▶ _Your objective_: Find how many lines contain the word "name" and state that number alone.

▶ _Data records_:
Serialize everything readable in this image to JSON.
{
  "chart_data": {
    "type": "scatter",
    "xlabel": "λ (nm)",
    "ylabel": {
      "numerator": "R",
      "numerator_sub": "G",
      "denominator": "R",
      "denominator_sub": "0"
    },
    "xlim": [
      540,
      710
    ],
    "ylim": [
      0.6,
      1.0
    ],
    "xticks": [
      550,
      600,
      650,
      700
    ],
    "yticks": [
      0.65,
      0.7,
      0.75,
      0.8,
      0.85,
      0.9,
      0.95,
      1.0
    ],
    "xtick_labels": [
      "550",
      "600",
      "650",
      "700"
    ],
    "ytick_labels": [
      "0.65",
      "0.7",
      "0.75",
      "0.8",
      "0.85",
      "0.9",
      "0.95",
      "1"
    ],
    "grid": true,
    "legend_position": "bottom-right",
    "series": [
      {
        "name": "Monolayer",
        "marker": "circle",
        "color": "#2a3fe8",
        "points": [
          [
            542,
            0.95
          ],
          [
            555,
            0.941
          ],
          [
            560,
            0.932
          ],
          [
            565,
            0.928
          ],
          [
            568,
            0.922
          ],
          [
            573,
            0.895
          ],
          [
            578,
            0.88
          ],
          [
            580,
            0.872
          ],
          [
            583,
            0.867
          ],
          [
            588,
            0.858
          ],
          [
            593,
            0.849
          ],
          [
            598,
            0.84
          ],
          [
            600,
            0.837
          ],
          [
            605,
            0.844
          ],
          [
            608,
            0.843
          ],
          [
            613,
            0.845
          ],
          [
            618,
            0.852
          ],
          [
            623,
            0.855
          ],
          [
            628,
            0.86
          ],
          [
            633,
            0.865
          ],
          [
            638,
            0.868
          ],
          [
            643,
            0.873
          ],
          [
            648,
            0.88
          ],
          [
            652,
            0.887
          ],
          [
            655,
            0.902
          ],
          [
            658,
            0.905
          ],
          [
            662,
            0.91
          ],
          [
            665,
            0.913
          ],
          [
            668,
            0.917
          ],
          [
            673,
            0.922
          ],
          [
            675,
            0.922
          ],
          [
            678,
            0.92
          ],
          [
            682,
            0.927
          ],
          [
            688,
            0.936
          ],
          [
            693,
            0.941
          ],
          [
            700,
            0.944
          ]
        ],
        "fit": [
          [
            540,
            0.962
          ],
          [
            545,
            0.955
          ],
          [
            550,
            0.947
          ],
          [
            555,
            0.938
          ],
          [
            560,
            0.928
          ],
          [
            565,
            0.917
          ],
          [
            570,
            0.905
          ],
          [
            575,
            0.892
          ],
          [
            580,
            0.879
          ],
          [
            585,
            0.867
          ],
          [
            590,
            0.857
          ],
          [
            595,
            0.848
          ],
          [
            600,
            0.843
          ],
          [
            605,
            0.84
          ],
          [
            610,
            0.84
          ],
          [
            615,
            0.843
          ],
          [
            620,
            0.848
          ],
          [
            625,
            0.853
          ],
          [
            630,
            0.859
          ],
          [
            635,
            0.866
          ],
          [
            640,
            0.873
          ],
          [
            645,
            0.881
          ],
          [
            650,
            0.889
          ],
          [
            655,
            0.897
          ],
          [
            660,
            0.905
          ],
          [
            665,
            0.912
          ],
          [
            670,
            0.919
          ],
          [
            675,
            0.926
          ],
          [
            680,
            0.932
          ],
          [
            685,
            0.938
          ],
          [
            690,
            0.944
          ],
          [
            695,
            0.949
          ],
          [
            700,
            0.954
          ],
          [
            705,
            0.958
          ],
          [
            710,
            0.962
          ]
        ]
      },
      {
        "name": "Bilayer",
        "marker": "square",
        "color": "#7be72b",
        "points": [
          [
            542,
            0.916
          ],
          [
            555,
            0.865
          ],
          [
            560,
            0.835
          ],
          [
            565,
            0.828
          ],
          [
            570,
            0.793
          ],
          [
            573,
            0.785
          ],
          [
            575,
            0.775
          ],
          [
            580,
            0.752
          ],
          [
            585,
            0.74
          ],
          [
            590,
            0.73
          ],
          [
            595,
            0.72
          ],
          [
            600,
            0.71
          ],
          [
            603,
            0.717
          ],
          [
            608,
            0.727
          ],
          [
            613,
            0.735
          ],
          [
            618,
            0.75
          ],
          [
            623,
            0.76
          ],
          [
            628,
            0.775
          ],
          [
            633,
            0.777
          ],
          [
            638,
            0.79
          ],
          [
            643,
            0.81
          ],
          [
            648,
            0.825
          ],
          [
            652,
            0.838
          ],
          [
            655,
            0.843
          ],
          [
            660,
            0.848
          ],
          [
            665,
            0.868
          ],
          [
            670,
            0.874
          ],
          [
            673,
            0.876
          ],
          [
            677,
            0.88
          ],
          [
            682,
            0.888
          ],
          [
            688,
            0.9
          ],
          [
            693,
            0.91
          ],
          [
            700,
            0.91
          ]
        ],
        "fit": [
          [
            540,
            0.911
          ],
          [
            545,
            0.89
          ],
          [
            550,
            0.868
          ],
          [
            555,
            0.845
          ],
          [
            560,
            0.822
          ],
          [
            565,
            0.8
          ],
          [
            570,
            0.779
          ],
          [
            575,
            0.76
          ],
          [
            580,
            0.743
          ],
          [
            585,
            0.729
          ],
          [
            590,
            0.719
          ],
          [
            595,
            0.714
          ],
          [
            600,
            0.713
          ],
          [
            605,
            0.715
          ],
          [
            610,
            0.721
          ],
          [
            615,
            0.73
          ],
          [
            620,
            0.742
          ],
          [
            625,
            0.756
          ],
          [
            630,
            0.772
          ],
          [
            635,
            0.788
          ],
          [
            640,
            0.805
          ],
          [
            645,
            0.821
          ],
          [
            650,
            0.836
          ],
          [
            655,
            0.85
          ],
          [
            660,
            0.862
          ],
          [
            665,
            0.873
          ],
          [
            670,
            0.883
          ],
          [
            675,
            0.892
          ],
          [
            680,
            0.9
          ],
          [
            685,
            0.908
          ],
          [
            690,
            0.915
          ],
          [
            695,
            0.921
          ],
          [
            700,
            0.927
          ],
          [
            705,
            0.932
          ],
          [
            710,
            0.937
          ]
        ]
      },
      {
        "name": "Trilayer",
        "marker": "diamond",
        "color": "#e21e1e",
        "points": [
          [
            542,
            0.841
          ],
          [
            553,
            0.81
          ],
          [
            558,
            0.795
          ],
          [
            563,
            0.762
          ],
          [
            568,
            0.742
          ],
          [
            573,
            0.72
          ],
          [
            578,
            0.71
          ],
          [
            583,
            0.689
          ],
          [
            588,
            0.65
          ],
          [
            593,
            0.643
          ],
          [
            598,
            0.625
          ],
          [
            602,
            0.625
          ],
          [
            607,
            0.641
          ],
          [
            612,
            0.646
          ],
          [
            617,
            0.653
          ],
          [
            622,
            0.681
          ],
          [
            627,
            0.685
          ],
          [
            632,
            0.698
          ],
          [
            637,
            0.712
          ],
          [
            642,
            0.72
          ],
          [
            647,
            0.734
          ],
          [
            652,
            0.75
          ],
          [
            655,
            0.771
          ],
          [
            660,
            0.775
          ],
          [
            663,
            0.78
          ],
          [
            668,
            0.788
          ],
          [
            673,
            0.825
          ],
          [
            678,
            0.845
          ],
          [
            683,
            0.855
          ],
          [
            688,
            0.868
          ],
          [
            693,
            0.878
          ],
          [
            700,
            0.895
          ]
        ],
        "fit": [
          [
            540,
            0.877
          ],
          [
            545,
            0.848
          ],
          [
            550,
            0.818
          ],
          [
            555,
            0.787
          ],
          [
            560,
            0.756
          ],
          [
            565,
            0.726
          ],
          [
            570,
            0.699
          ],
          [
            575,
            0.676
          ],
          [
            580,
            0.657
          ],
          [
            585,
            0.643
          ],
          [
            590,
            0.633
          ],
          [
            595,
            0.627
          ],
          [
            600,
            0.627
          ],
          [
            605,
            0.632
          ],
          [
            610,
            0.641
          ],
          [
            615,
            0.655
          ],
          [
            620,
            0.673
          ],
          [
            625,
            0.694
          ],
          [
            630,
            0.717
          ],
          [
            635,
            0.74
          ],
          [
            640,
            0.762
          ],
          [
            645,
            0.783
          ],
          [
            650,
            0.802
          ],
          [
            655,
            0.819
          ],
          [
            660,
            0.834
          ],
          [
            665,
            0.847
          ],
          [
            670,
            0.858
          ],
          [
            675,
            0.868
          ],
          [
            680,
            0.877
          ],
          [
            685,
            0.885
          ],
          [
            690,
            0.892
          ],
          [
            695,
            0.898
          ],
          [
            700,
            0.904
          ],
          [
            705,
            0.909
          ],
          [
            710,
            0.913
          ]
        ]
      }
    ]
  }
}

▶ _The solution_: 3